---------- Data provided ----------
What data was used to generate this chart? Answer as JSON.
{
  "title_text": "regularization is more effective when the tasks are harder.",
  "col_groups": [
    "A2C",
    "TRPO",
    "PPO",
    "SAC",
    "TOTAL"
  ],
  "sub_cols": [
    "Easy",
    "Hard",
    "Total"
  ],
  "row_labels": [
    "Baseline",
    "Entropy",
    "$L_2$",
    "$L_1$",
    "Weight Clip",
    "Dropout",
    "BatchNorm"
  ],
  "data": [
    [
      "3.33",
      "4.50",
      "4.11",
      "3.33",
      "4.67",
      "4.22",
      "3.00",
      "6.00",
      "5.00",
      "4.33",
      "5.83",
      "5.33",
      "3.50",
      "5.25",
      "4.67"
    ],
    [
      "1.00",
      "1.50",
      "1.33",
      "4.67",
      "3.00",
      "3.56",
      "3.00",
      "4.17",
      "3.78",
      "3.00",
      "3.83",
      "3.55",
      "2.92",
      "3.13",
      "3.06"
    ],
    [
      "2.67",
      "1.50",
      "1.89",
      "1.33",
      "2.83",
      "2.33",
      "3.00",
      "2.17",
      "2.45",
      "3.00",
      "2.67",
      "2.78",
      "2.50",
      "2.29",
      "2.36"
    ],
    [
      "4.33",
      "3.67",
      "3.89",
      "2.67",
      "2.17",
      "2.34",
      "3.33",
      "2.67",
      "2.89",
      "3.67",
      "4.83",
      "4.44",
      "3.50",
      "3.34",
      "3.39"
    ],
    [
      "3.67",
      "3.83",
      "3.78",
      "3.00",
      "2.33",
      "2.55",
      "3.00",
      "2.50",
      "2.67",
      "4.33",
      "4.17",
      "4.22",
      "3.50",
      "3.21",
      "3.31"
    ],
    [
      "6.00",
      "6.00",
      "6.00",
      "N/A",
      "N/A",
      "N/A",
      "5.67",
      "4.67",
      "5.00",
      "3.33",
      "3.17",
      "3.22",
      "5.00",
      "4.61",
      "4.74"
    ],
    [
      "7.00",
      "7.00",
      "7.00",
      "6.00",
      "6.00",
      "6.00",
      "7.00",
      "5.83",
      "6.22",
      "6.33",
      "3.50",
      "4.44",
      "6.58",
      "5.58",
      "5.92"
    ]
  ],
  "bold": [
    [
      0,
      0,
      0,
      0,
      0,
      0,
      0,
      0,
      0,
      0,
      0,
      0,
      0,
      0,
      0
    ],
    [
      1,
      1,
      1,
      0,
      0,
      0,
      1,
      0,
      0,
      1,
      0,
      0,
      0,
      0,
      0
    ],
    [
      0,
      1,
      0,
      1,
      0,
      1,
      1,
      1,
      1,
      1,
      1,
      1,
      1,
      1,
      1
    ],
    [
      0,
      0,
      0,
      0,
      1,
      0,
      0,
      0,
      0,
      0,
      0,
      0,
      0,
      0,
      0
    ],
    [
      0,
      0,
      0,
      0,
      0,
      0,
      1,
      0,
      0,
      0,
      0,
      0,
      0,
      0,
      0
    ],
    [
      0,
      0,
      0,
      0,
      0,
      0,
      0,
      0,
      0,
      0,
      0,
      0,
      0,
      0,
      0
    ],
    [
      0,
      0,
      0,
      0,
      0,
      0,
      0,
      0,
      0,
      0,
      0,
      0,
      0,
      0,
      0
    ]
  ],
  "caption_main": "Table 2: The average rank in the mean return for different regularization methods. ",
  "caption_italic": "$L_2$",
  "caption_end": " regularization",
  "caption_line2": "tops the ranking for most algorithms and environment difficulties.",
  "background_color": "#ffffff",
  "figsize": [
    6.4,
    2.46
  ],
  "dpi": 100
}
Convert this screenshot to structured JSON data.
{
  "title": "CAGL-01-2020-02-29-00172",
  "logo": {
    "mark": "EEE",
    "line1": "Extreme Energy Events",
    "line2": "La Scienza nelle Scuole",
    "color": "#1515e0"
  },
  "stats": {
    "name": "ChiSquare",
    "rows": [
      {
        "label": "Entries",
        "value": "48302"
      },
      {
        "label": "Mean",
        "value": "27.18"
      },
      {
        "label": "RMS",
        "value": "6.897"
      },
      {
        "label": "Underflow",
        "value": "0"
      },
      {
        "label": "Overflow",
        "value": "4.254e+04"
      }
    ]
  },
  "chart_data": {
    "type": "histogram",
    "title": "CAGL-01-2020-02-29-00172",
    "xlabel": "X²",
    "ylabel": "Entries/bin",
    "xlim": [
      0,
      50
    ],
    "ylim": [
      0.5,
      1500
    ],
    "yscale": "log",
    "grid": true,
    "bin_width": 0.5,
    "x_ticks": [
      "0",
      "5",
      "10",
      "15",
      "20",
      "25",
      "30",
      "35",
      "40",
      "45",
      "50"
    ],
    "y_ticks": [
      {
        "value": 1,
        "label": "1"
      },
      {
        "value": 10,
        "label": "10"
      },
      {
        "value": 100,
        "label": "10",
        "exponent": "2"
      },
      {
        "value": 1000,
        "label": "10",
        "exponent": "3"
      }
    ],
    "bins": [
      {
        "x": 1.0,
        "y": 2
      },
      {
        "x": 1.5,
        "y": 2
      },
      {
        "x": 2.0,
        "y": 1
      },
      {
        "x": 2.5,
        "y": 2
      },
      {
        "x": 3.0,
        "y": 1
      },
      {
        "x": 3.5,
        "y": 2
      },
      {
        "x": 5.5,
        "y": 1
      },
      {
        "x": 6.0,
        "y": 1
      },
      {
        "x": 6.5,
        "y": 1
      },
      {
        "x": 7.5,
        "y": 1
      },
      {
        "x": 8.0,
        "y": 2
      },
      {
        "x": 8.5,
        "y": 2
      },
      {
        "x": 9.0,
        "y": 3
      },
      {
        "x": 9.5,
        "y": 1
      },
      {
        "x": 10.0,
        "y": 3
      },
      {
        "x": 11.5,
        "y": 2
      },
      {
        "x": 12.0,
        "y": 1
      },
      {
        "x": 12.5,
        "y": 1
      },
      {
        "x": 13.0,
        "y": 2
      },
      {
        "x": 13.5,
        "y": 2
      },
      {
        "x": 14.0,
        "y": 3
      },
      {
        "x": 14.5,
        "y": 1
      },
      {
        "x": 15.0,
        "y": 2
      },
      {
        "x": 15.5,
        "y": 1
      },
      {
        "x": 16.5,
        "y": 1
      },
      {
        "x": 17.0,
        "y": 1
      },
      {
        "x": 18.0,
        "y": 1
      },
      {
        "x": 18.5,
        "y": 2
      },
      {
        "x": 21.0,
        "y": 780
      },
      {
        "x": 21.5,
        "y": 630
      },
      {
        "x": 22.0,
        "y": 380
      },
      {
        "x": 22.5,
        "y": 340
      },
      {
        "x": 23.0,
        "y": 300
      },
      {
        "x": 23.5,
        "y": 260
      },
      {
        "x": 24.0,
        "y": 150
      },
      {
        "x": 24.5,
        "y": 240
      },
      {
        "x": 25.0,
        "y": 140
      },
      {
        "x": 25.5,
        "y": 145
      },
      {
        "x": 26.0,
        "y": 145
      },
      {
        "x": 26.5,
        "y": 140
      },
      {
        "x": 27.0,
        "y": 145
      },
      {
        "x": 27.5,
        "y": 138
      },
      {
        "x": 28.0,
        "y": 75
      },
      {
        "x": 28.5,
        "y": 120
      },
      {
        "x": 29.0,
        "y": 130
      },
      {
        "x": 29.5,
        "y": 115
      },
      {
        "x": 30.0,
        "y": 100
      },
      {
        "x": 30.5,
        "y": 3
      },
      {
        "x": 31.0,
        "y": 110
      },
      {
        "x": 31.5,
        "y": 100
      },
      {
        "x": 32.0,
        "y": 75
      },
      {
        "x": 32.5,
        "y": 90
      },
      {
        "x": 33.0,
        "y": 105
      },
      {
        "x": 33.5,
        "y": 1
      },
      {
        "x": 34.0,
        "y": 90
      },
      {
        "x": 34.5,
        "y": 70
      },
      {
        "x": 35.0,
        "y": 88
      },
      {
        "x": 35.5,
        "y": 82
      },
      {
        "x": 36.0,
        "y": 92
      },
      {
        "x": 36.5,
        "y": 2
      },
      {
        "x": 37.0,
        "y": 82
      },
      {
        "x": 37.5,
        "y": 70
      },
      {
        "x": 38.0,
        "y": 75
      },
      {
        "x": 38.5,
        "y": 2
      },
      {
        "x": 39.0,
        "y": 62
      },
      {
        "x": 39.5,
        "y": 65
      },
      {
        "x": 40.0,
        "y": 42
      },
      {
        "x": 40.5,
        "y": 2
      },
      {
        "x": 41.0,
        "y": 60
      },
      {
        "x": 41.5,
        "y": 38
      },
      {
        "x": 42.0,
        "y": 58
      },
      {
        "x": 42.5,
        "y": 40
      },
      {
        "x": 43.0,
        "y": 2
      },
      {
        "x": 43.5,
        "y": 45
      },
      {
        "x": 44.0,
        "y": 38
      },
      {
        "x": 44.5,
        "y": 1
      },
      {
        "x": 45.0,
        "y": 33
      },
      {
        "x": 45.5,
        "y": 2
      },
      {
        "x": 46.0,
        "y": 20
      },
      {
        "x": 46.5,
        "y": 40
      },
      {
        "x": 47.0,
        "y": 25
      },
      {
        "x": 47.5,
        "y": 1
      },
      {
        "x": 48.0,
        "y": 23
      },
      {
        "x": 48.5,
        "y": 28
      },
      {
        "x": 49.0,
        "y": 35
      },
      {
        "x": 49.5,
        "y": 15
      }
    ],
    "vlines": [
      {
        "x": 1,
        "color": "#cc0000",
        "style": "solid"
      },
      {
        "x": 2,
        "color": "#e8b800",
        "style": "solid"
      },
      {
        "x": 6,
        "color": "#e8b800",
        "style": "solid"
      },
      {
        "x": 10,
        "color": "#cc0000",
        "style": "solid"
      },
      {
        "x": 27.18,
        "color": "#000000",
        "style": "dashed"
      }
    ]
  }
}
----------
Problem to solve: Find each line in the records holding the string "regularization" and show it.

Written solution:
  "title_text": "regularization is more effective when the tasks are harder.",
  "caption_main": "Table 2: The average rank in the mean return for different regularization methods. ",
  "caption_end": " regularization",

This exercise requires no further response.